begin INPUT
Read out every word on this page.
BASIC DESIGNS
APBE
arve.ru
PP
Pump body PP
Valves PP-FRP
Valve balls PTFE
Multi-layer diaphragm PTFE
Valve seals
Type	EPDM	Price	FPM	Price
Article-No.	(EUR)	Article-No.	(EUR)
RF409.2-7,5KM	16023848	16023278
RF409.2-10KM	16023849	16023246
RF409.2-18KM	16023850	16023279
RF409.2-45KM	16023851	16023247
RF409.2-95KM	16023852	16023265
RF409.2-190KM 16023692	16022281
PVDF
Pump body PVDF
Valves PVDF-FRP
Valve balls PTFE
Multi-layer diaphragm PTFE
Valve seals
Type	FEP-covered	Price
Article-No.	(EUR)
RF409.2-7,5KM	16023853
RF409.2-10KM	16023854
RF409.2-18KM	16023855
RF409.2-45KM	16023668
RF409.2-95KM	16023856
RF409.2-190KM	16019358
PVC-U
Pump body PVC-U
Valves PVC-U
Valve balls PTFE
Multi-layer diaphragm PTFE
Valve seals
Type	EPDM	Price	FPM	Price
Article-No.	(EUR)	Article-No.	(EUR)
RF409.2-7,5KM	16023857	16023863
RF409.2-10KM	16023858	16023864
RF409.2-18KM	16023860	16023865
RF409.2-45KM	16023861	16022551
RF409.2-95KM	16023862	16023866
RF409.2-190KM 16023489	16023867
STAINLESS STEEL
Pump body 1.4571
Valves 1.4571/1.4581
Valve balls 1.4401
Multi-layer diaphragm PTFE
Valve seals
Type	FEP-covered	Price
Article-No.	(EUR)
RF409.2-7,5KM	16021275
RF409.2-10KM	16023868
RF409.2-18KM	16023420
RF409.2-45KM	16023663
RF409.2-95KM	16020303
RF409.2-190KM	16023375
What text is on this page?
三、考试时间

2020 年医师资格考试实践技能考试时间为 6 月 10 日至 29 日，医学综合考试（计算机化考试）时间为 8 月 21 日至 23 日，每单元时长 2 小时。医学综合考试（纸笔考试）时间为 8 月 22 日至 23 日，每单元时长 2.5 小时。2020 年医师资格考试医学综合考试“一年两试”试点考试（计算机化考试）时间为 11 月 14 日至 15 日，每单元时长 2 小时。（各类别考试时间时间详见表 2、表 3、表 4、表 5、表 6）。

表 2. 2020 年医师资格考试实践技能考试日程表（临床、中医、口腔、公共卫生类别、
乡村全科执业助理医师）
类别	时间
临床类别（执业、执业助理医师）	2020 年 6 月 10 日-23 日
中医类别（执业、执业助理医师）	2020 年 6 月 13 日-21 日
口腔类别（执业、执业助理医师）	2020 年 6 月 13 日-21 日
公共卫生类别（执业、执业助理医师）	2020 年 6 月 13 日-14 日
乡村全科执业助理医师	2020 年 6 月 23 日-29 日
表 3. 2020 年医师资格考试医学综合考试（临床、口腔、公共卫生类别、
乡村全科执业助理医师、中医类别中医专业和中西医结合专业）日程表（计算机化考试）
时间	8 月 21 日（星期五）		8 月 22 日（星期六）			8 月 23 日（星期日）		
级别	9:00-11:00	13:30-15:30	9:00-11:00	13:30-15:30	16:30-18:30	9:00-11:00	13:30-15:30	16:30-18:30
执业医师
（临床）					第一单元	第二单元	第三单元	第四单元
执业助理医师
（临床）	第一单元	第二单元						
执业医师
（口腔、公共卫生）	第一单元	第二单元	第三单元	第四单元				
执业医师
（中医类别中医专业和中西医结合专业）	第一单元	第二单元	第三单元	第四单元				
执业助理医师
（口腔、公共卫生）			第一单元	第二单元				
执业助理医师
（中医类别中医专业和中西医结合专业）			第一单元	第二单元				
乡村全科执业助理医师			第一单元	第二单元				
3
end INPUT
§ **DESCRIPTION OF THE TASK**
Using the listing above, return all lines where the word "第二单元" occurs.

§ **ANSWER TO THIS TASK**
（临床）					第一单元	第二单元	第三单元	第四单元
（临床）	第一单元	第二单元						
（口腔、公共卫生）	第一单元	第二单元	第三单元	第四单元				
（中医类别中医专业和中西医结合专业）	第一单元	第二单元	第三单元	第四单元				
（口腔、公共卫生）			第一单元	第二单元				
（中医类别中医专业和中西医结合专业）			第一单元	第二单元				
乡村全科执业助理医师			第一单元	第二单元				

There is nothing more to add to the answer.